--- AIM OF THE EXERCISE ---
From the line with "Read this page and output its text content." through the final line, transcribe the material below character for character; include no other lines.

[Some records]
((
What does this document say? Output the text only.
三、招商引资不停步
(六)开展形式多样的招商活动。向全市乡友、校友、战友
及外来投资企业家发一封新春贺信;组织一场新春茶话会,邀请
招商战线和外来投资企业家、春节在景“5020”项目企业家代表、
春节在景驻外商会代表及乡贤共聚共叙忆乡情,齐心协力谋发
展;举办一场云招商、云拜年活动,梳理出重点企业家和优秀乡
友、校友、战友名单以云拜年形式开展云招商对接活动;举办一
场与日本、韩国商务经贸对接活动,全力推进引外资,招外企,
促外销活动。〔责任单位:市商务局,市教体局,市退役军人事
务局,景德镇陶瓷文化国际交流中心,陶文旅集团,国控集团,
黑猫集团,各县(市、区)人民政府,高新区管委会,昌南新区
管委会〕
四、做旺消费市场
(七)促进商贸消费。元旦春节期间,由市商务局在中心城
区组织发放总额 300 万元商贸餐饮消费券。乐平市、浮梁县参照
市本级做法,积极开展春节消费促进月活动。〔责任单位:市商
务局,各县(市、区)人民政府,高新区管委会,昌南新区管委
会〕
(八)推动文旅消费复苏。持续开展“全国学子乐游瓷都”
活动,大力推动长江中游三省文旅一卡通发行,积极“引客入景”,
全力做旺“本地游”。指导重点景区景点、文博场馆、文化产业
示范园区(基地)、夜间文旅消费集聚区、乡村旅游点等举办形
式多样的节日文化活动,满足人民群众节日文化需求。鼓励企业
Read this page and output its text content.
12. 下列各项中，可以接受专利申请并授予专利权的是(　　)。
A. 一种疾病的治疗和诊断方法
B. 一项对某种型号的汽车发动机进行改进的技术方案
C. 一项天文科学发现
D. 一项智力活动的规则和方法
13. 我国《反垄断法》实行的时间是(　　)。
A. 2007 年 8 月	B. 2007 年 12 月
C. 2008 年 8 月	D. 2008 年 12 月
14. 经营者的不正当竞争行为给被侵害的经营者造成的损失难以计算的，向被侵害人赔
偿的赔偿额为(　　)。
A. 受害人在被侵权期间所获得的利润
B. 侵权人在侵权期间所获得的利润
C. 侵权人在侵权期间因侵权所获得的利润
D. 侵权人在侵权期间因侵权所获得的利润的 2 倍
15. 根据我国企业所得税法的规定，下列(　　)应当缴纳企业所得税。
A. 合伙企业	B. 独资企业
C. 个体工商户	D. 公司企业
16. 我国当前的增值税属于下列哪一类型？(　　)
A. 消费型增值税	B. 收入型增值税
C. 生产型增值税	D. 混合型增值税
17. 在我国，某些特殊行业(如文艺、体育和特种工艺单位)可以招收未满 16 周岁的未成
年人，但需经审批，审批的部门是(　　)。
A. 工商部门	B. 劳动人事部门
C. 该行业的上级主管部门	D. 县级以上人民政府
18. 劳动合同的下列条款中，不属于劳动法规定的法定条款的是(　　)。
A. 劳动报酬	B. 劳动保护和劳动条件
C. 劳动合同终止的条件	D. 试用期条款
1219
))
--- OUTPUT OF THE TASK ---
Read this page and output its text content.
12. 下列各项中，可以接受专利申请并授予专利权的是(　　)。
A. 一种疾病的治疗和诊断方法
B. 一项对某种型号的汽车发动机进行改进的技术方案
C. 一项天文科学发现
D. 一项智力活动的规则和方法
13. 我国《反垄断法》实行的时间是(　　)。
A. 2007 年 8 月	B. 2007 年 12 月
C. 2008 年 8 月	D. 2008 年 12 月
14. 经营者的不正当竞争行为给被侵害的经营者造成的损失难以计算的，向被侵害人赔
偿的赔偿额为(　　)。
A. 受害人在被侵权期间所获得的利润
B. 侵权人在侵权期间所获得的利润
C. 侵权人在侵权期间因侵权所获得的利润
D. 侵权人在侵权期间因侵权所获得的利润的 2 倍
15. 根据我国企业所得税法的规定，下列(　　)应当缴纳企业所得税。
A. 合伙企业	B. 独资企业
C. 个体工商户	D. 公司企业
16. 我国当前的增值税属于下列哪一类型？(　　)
A. 消费型增值税	B. 收入型增值税
C. 生产型增值税	D. 混合型增值税
17. 在我国，某些特殊行业(如文艺、体育和特种工艺单位)可以招收未满 16 周岁的未成
年人，但需经审批，审批的部门是(　　)。
A. 工商部门	B. 劳动人事部门
C. 该行业的上级主管部门	D. 县级以上人民政府
18. 劳动合同的下列条款中，不属于劳动法规定的法定条款的是(　　)。
A. 劳动报酬	B. 劳动保护和劳动条件
C. 劳动合同终止的条件	D. 试用期条款
1219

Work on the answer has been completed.